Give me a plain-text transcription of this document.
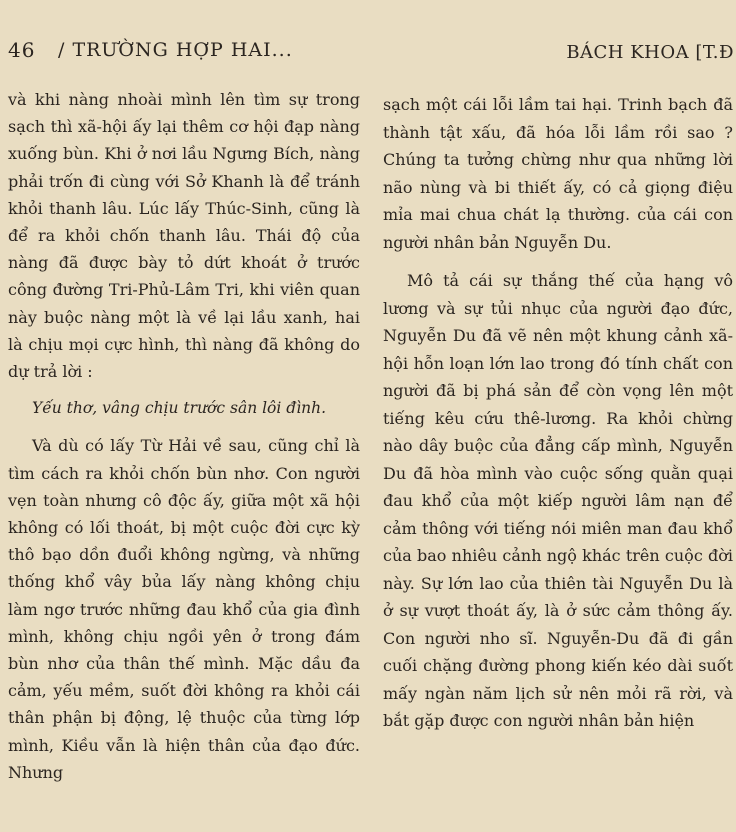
46 / TRƯỜNG HỢP HAI...	BÁCH KHOA [T.Đ

và khi nàng nhoài mình lên tìm sự trong sạch thì xã-hội ấy lại thêm cơ hội đạp nàng xuống bùn. Khi ở nơi lầu Ngưng Bích, nàng phải trốn đi cùng với Sở Khanh là để tránh khỏi thanh lâu. Lúc lấy Thúc-Sinh, cũng là để ra khỏi chốn thanh lâu. Thái độ của nàng đã được bày tỏ dứt khoát ở trước công đường Tri-Phủ-Lâm Tri, khi viên quan này buộc nàng một là về lại lầu xanh, hai là chịu mọi cực hình, thì nàng đã không do dự trả lời :

Yếu thơ, vâng chịu trước sân lôi đình.

Và dù có lấy Từ Hải về sau, cũng chỉ là tìm cách ra khỏi chốn bùn nhơ. Con người vẹn toàn nhưng cô độc ấy, giữa một xã hội không có lối thoát, bị một cuộc đời cực kỳ thô bạo dồn đuổi không ngừng, và những thống khổ vây bủa lấy nàng không chịu làm ngơ trước những đau khổ của gia đình mình, không chịu ngồi yên ở trong đám bùn nhơ của thân thế mình. Mặc dầu đa cảm, yếu mềm, suốt đời không ra khỏi cái thân phận bị động, lệ thuộc của từng lớp mình, Kiều vẫn là hiện thân của đạo đức. Nhưng

sạch một cái lỗi lầm tai hại. Trinh bạch đã thành tật xấu, đã hóa lỗi lầm rồi sao ? Chúng ta tưởng chừng như qua những lời não nùng và bi thiết ấy, có cả giọng điệu mỉa mai chua chát lạ thường. của cái con người nhân bản Nguyễn Du.

Mô tả cái sự thắng thế của hạng vô lương và sự tủi nhục của người đạo đức, Nguyễn Du đã vẽ nên một khung cảnh xã-hội hỗn loạn lớn lao trong đó tính chất con người đã bị phá sản để còn vọng lên một tiếng kêu cứu thê-lương. Ra khỏi chừng nào dây buộc của đẳng cấp mình, Nguyễn Du đã hòa mình vào cuộc sống quằn quại đau khổ của một kiếp người lâm nạn để cảm thông với tiếng nói miên man đau khổ của bao nhiêu cảnh ngộ khác trên cuộc đời này. Sự lớn lao của thiên tài Nguyễn Du là ở sự vượt thoát ấy, là ở sức cảm thông ấy. Con người nho sĩ. Nguyễn-Du đã đi gần cuối chặng đường phong kiến kéo dài suốt mấy ngàn năm lịch sử nên mỏi rã rời, và bắt gặp được con người nhân bản hiện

═══

__WHAT TO DO__.
Only lines with the word "nhân" are wanted, so copy each one from the records.

__COMPLETED TASK__.
sạch một cái lỗi lầm tai hại. Trinh bạch đã thành tật xấu, đã hóa lỗi lầm rồi sao ? Chúng ta tưởng chừng như qua những lời não nùng và bi thiết ấy, có cả giọng điệu mỉa mai chua chát lạ thường. của cái con người nhân bản Nguyễn Du.
Mô tả cái sự thắng thế của hạng vô lương và sự tủi nhục của người đạo đức, Nguyễn Du đã vẽ nên một khung cảnh xã-hội hỗn loạn lớn lao trong đó tính chất con người đã bị phá sản để còn vọng lên một tiếng kêu cứu thê-lương. Ra khỏi chừng nào dây buộc của đẳng cấp mình, Nguyễn Du đã hòa mình vào cuộc sống quằn quại đau khổ của một kiếp người lâm nạn để cảm thông với tiếng nói miên man đau khổ của bao nhiêu cảnh ngộ khác trên cuộc đời này. Sự lớn lao của thiên tài Nguyễn Du là ở sự vượt thoát ấy, là ở sức cảm thông ấy. Con người nho sĩ. Nguyễn-Du đã đi gần cuối chặng đường phong kiến kéo dài suốt mấy ngàn năm lịch sử nên mỏi rã rời, và bắt gặp được con người nhân bản hiện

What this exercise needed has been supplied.